Aim: Records follow. Copy every line with "your".

Dataset items:
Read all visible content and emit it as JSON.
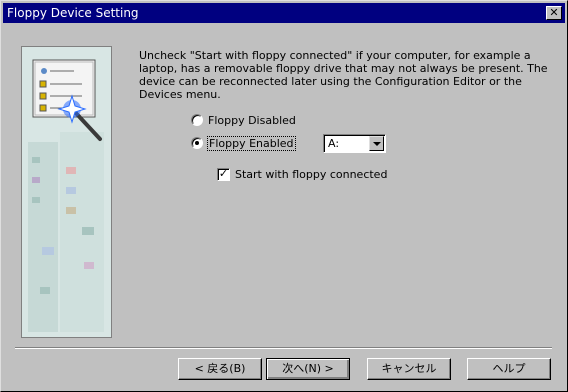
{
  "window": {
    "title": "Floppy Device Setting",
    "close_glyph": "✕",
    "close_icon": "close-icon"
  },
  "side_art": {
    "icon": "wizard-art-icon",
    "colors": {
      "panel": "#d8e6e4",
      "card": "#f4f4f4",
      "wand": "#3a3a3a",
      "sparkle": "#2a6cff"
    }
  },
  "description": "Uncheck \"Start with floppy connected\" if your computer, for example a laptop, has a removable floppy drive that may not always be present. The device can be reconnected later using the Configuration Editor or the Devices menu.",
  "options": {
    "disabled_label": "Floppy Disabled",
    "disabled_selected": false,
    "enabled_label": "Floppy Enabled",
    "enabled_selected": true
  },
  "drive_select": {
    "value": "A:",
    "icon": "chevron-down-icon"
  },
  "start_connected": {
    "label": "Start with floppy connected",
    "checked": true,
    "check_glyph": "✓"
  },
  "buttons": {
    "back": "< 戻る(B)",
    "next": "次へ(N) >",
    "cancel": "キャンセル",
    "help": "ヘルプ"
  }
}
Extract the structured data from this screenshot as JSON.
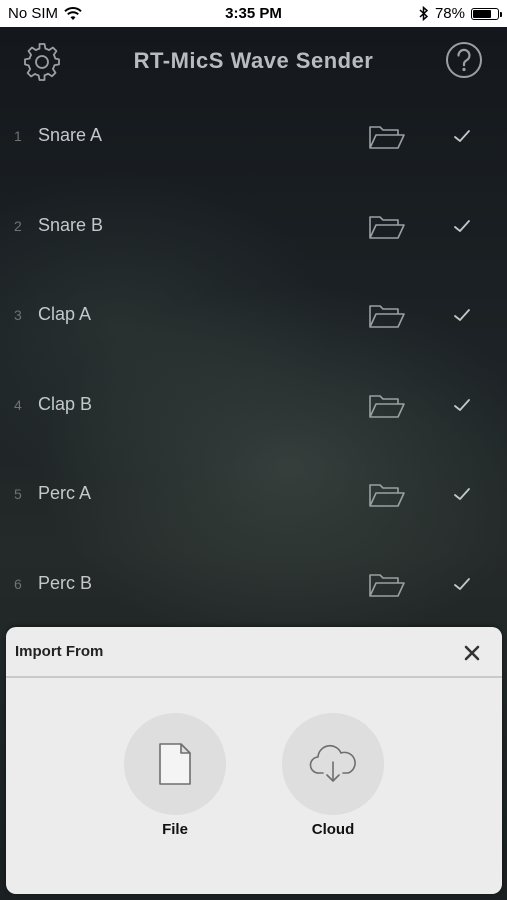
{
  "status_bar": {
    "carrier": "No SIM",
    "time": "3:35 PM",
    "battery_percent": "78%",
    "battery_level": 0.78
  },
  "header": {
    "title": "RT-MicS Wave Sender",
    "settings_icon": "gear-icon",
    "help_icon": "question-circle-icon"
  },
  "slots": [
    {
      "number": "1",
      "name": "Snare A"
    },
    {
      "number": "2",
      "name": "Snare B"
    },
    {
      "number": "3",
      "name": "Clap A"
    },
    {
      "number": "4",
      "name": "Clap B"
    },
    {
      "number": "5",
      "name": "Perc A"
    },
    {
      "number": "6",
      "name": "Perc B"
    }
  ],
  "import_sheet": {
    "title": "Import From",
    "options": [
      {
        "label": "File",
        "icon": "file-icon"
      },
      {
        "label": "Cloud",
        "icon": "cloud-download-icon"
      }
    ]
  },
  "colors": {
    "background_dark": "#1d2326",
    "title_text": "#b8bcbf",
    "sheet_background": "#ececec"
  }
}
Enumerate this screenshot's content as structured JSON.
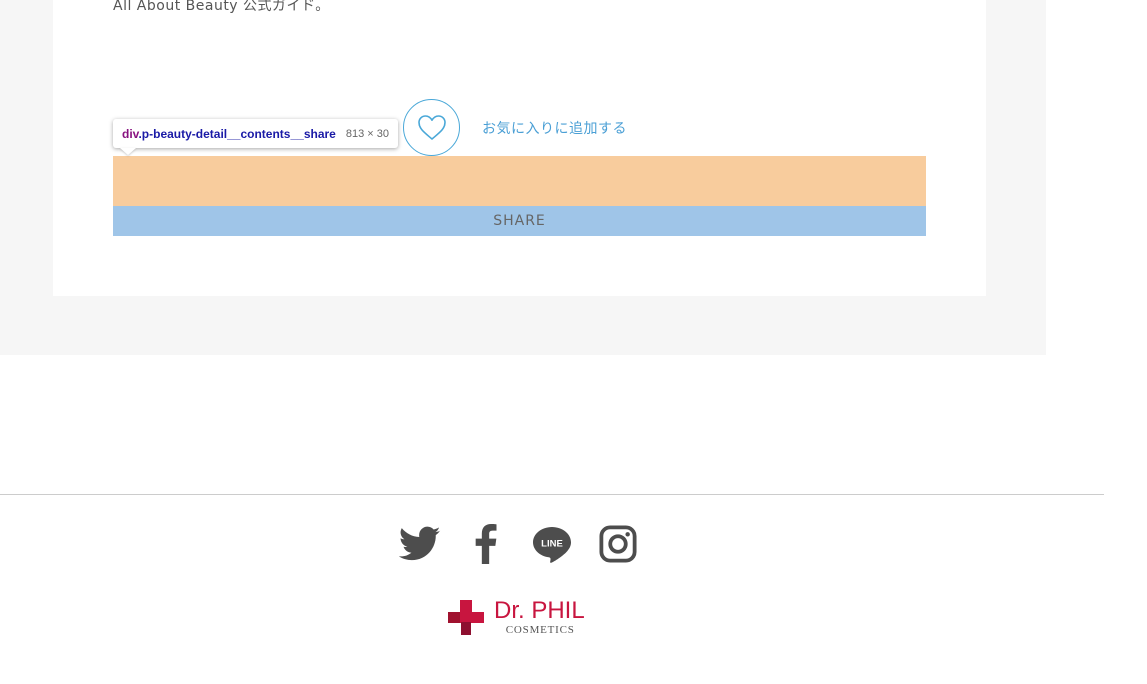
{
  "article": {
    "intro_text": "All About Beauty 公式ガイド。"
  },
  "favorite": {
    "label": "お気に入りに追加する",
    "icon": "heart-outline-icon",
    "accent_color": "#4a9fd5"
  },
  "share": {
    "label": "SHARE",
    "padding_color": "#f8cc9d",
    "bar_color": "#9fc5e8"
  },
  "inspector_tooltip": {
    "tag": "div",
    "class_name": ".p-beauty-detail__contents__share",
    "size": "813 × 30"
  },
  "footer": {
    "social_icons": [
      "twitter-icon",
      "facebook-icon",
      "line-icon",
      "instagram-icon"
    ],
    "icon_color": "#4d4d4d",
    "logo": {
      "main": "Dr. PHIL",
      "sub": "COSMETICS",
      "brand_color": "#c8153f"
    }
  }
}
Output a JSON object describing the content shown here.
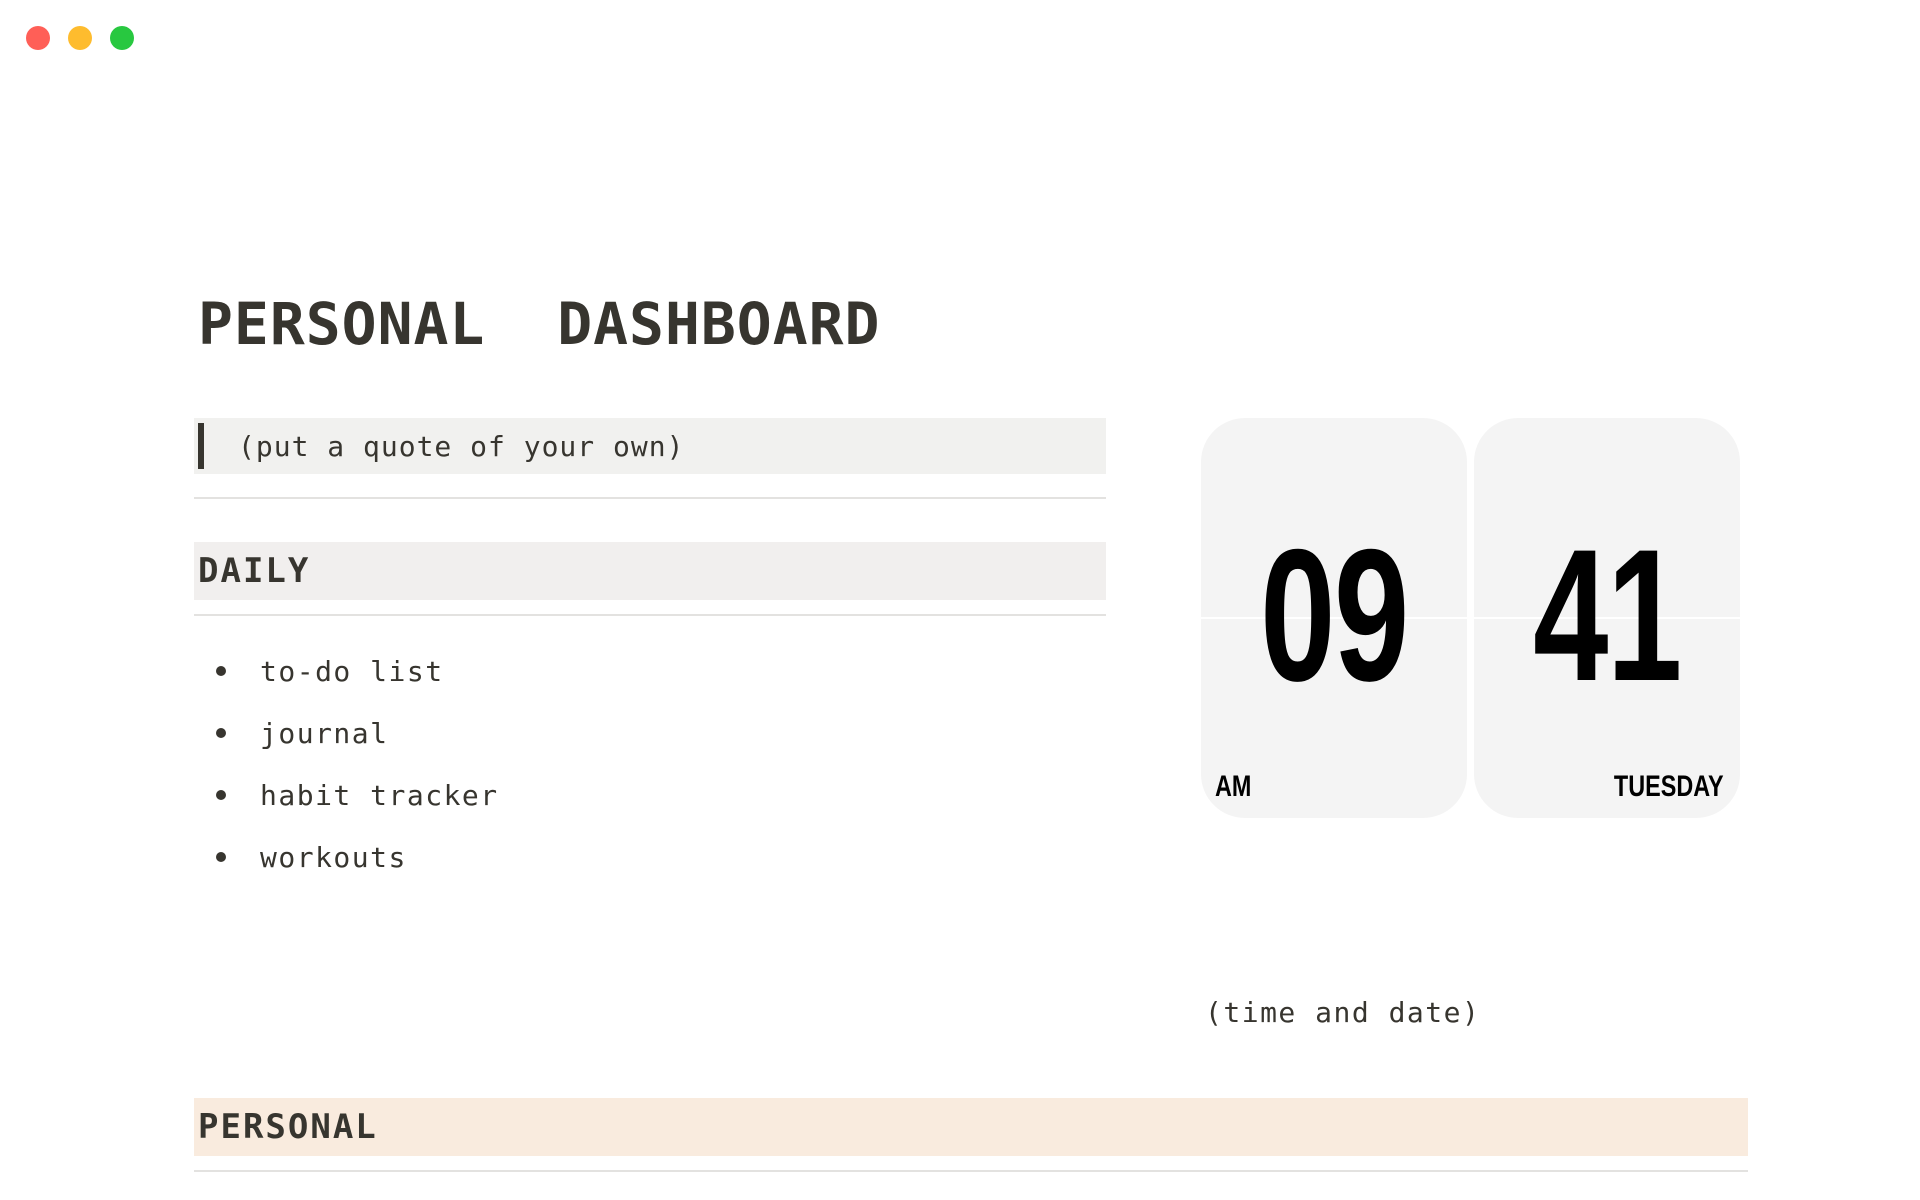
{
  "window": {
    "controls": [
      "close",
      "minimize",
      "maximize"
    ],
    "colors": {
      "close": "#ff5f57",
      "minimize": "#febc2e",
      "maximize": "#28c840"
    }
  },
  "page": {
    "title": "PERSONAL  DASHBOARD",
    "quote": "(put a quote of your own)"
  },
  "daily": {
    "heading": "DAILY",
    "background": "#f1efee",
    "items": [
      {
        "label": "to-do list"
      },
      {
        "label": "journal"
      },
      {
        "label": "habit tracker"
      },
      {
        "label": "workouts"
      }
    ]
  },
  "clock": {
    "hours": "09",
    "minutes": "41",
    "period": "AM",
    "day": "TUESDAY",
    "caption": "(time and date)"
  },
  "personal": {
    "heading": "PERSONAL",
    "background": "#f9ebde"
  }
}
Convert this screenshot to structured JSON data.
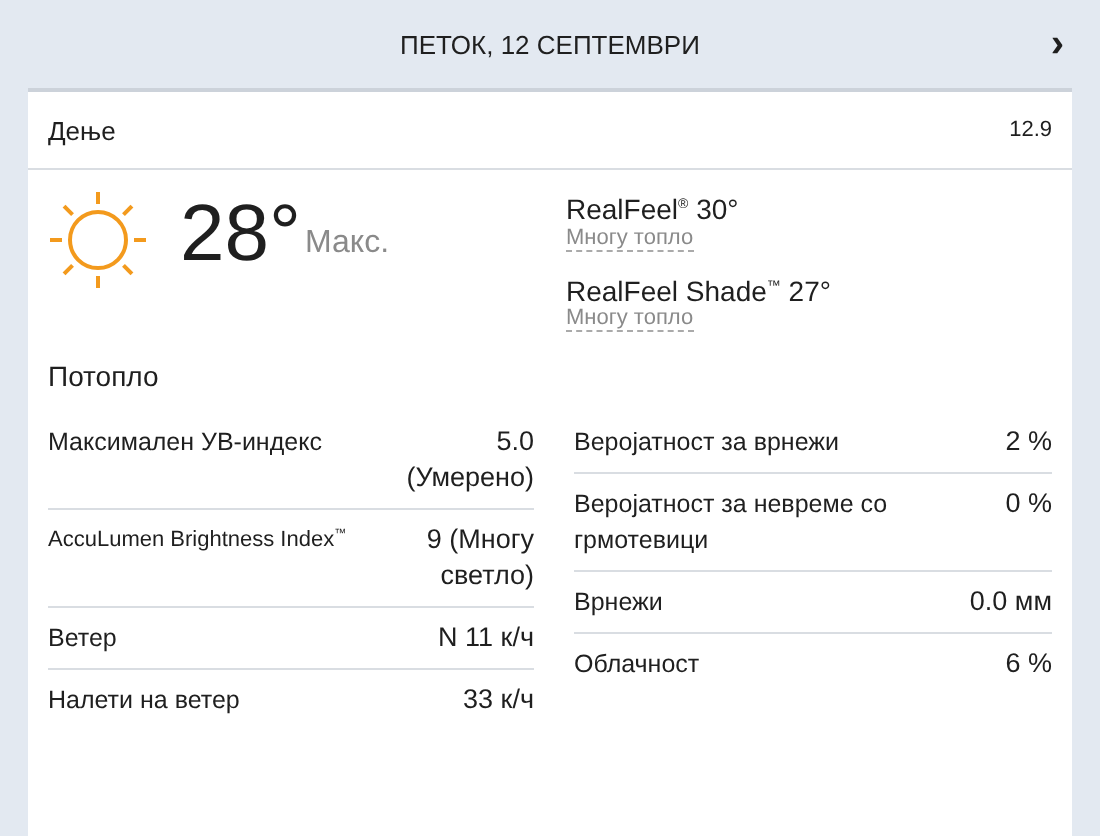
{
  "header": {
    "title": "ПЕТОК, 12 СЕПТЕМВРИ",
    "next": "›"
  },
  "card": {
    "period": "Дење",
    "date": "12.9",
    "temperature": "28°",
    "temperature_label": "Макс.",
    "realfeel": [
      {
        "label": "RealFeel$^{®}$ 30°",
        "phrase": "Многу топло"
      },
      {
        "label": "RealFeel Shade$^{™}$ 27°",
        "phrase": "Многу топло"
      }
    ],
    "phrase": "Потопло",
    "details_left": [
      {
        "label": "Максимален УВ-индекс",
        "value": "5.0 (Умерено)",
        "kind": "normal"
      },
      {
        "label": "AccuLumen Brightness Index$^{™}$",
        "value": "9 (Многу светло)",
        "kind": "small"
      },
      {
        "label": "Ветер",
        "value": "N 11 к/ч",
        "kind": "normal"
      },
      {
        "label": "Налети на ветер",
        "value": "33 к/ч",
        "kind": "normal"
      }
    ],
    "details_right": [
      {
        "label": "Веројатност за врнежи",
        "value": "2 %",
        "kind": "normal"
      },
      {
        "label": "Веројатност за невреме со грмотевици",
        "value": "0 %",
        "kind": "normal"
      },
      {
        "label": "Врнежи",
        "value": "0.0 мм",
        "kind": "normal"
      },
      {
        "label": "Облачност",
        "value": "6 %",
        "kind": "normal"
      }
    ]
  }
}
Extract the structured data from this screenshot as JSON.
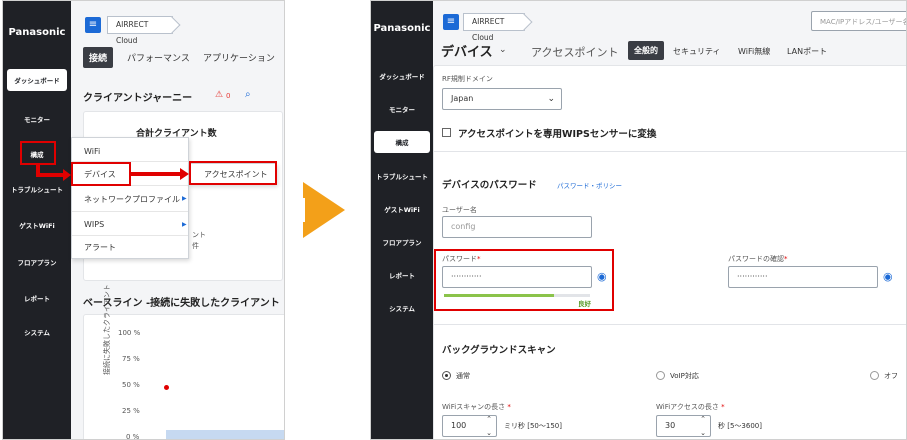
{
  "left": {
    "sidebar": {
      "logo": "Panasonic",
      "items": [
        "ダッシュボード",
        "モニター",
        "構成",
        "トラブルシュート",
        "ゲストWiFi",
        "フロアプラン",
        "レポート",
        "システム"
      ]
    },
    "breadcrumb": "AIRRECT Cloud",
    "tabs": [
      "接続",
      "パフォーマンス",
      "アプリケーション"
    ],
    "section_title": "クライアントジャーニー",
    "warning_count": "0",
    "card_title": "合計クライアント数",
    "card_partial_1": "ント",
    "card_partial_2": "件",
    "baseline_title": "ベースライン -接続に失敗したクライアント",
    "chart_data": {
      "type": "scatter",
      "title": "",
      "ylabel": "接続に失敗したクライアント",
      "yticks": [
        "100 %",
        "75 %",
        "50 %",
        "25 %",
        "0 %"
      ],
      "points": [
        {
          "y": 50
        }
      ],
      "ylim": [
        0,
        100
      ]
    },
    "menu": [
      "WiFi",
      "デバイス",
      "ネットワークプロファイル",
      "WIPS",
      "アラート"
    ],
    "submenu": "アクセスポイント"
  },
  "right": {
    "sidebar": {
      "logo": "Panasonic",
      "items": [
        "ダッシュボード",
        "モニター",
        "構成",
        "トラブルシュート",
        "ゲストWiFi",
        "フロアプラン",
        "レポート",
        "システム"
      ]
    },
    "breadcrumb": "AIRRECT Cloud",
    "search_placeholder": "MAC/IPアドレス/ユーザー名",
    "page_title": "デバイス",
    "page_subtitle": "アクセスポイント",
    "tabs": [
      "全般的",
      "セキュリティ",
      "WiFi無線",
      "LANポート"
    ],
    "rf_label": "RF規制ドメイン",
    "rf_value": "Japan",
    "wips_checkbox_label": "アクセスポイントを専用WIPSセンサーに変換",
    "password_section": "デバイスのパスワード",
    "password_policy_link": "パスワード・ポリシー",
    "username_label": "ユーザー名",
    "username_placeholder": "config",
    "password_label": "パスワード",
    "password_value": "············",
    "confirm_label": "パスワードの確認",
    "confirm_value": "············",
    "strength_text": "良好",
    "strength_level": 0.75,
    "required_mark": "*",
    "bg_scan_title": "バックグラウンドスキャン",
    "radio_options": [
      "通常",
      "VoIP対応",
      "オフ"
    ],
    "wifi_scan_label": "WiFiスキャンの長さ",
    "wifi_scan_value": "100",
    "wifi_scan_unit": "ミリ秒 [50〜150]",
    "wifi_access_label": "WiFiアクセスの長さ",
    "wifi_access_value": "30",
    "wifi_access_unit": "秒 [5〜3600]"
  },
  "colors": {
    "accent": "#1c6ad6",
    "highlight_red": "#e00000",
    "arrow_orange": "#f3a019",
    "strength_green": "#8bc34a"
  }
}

Final answer:
  "description": "Uncheck \"Start with floppy connected\" if your computer, for example a laptop, has a removable floppy drive that may not always be present. The device can be reconnected later using the Configuration Editor or the Devices menu.",
    "quote": "(put a quote of your own)"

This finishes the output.